▶ **What this task involves**
Quote each record exactly, please, leaving none out.

▶ **Exercise data**
====

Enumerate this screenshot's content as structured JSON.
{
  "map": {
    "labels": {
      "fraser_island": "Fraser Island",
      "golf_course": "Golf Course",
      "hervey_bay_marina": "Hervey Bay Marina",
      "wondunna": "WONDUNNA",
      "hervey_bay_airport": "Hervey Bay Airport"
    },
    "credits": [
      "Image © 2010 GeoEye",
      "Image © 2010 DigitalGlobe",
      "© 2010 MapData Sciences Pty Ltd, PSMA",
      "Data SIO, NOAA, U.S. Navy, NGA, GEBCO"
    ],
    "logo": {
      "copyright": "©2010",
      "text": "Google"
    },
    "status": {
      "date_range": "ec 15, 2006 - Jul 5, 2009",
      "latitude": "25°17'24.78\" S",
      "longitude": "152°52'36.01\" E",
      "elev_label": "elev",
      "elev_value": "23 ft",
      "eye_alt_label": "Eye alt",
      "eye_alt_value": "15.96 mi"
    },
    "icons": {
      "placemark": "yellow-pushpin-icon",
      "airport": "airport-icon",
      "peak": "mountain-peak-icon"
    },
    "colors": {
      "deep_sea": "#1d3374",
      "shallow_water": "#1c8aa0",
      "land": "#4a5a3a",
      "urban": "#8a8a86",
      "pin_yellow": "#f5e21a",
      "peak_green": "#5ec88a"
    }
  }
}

====

▶ **Written solution**
Enumerate this screenshot's content as structured JSON.
{
  "map": {
    "labels": {
      "fraser_island": "Fraser Island",
      "golf_course": "Golf Course",
      "hervey_bay_marina": "Hervey Bay Marina",
      "wondunna": "WONDUNNA",
      "hervey_bay_airport": "Hervey Bay Airport"
    },
    "credits": [
      "Image © 2010 GeoEye",
      "Image © 2010 DigitalGlobe",
      "© 2010 MapData Sciences Pty Ltd, PSMA",
      "Data SIO, NOAA, U.S. Navy, NGA, GEBCO"
    ],
    "logo": {
      "copyright": "©2010",
      "text": "Google"
    },
    "status": {
      "date_range": "ec 15, 2006 - Jul 5, 2009",
      "latitude": "25°17'24.78\" S",
      "longitude": "152°52'36.01\" E",
      "elev_label": "elev",
      "elev_value": "23 ft",
      "eye_alt_label": "Eye alt",
      "eye_alt_value": "15.96 mi"
    },
    "icons": {
      "placemark": "yellow-pushpin-icon",
      "airport": "airport-icon",
      "peak": "mountain-peak-icon"
    },
    "colors": {
      "deep_sea": "#1d3374",
      "shallow_water": "#1c8aa0",
      "land": "#4a5a3a",
      "urban": "#8a8a86",
      "pin_yellow": "#f5e21a",
      "peak_green": "#5ec88a"
    }
  }
}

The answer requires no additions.